Write out the full set of records exactly. Any pictures in them do not belong in the copy.

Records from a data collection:
● ● ● ● ●

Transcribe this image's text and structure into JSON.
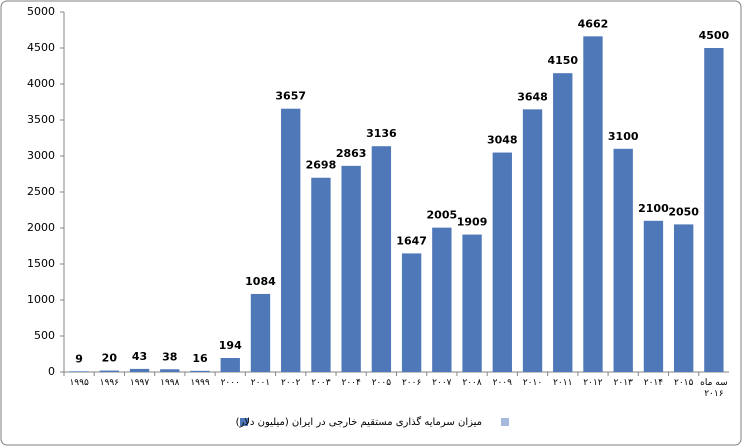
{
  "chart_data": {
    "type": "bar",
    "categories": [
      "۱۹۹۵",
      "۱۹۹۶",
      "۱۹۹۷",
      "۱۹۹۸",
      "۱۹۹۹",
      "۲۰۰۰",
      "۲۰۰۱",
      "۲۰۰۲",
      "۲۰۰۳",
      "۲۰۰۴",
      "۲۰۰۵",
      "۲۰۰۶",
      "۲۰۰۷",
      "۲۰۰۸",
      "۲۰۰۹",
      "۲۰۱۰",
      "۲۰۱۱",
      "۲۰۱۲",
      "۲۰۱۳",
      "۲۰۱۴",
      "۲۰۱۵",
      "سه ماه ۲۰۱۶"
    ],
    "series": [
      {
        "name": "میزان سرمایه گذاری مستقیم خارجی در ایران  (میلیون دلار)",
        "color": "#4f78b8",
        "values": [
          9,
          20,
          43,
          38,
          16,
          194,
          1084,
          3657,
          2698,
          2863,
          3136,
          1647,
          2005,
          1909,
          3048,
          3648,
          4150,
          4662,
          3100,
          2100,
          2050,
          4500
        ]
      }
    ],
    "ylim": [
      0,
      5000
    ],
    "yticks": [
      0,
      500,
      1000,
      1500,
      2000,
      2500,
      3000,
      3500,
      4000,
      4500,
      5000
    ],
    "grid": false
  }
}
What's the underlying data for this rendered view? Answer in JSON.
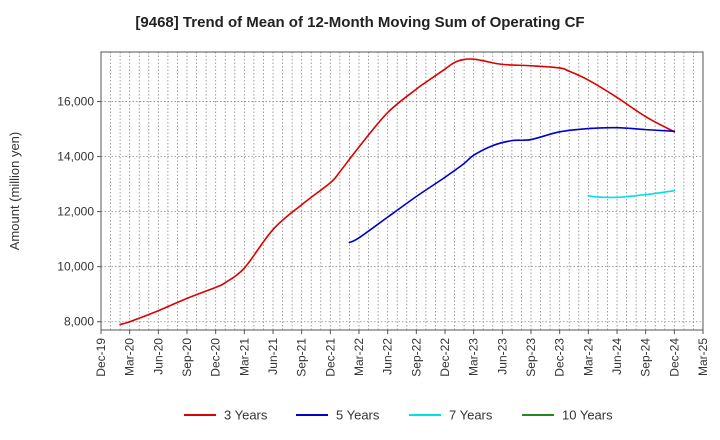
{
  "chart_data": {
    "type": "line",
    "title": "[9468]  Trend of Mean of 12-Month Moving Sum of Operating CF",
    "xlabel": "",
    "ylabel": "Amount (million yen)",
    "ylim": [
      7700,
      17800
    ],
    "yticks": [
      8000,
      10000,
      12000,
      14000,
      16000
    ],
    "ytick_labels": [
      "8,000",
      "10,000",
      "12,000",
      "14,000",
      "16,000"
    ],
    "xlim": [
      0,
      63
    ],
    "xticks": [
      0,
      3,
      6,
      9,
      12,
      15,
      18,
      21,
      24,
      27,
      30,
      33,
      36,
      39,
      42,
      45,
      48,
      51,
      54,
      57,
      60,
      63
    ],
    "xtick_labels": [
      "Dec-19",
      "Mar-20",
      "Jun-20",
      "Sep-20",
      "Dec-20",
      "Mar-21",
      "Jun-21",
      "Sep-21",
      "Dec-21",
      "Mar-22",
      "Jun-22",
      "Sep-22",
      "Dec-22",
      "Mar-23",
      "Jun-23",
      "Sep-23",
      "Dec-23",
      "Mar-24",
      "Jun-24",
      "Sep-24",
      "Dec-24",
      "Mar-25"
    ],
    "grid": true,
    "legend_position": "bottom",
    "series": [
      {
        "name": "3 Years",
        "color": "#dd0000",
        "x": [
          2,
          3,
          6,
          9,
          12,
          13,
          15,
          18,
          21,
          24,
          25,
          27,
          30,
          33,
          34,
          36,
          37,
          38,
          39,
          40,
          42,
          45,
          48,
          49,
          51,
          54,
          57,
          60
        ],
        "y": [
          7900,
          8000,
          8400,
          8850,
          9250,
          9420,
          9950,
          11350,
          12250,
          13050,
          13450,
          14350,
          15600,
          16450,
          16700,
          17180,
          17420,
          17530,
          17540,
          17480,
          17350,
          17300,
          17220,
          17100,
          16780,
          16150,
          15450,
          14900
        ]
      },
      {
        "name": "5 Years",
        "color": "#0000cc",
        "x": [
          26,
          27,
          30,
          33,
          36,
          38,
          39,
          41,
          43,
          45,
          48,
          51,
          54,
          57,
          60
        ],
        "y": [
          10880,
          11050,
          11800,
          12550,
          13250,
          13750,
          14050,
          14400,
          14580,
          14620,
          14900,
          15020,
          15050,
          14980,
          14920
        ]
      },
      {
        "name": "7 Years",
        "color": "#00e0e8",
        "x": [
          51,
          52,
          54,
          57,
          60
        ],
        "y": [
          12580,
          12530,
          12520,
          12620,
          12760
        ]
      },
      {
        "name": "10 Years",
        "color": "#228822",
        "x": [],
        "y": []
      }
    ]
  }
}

● ● ● ● ●

— Final result —
Transcribe this image's text and structure into JSON.
{
  "chart_data": {
    "type": "bar",
    "categories": [
      "۱۹۹۵",
      "۱۹۹۶",
      "۱۹۹۷",
      "۱۹۹۸",
      "۱۹۹۹",
      "۲۰۰۰",
      "۲۰۰۱",
      "۲۰۰۲",
      "۲۰۰۳",
      "۲۰۰۴",
      "۲۰۰۵",
      "۲۰۰۶",
      "۲۰۰۷",
      "۲۰۰۸",
      "۲۰۰۹",
      "۲۰۱۰",
      "۲۰۱۱",
      "۲۰۱۲",
      "۲۰۱۳",
      "۲۰۱۴",
      "۲۰۱۵",
      "سه ماه ۲۰۱۶"
    ],
    "series": [
      {
        "name": "میزان سرمایه گذاری مستقیم خارجی در ایران  (میلیون دلار)",
        "color": "#4f78b8",
        "values": [
          9,
          20,
          43,
          38,
          16,
          194,
          1084,
          3657,
          2698,
          2863,
          3136,
          1647,
          2005,
          1909,
          3048,
          3648,
          4150,
          4662,
          3100,
          2100,
          2050,
          4500
        ]
      }
    ],
    "ylim": [
      0,
      5000
    ],
    "yticks": [
      0,
      500,
      1000,
      1500,
      2000,
      2500,
      3000,
      3500,
      4000,
      4500,
      5000
    ],
    "grid": false
  }
}
What's the underlying data for this rendered view? Answer in JSON.
{
  "chart_data": {
    "type": "line",
    "title": "[9468]  Trend of Mean of 12-Month Moving Sum of Operating CF",
    "xlabel": "",
    "ylabel": "Amount (million yen)",
    "ylim": [
      7700,
      17800
    ],
    "yticks": [
      8000,
      10000,
      12000,
      14000,
      16000
    ],
    "ytick_labels": [
      "8,000",
      "10,000",
      "12,000",
      "14,000",
      "16,000"
    ],
    "xlim": [
      0,
      63
    ],
    "xticks": [
      0,
      3,
      6,
      9,
      12,
      15,
      18,
      21,
      24,
      27,
      30,
      33,
      36,
      39,
      42,
      45,
      48,
      51,
      54,
      57,
      60,
      63
    ],
    "xtick_labels": [
      "Dec-19",
      "Mar-20",
      "Jun-20",
      "Sep-20",
      "Dec-20",
      "Mar-21",
      "Jun-21",
      "Sep-21",
      "Dec-21",
      "Mar-22",
      "Jun-22",
      "Sep-22",
      "Dec-22",
      "Mar-23",
      "Jun-23",
      "Sep-23",
      "Dec-23",
      "Mar-24",
      "Jun-24",
      "Sep-24",
      "Dec-24",
      "Mar-25"
    ],
    "grid": true,
    "legend_position": "bottom",
    "series": [
      {
        "name": "3 Years",
        "color": "#dd0000",
        "x": [
          2,
          3,
          6,
          9,
          12,
          13,
          15,
          18,
          21,
          24,
          25,
          27,
          30,
          33,
          34,
          36,
          37,
          38,
          39,
          40,
          42,
          45,
          48,
          49,
          51,
          54,
          57,
          60
        ],
        "y": [
          7900,
          8000,
          8400,
          8850,
          9250,
          9420,
          9950,
          11350,
          12250,
          13050,
          13450,
          14350,
          15600,
          16450,
          16700,
          17180,
          17420,
          17530,
          17540,
          17480,
          17350,
          17300,
          17220,
          17100,
          16780,
          16150,
          15450,
          14900
        ]
      },
      {
        "name": "5 Years",
        "color": "#0000cc",
        "x": [
          26,
          27,
          30,
          33,
          36,
          38,
          39,
          41,
          43,
          45,
          48,
          51,
          54,
          57,
          60
        ],
        "y": [
          10880,
          11050,
          11800,
          12550,
          13250,
          13750,
          14050,
          14400,
          14580,
          14620,
          14900,
          15020,
          15050,
          14980,
          14920
        ]
      },
      {
        "name": "7 Years",
        "color": "#00e0e8",
        "x": [
          51,
          52,
          54,
          57,
          60
        ],
        "y": [
          12580,
          12530,
          12520,
          12620,
          12760
        ]
      },
      {
        "name": "10 Years",
        "color": "#228822",
        "x": [],
        "y": []
      }
    ]
  }
}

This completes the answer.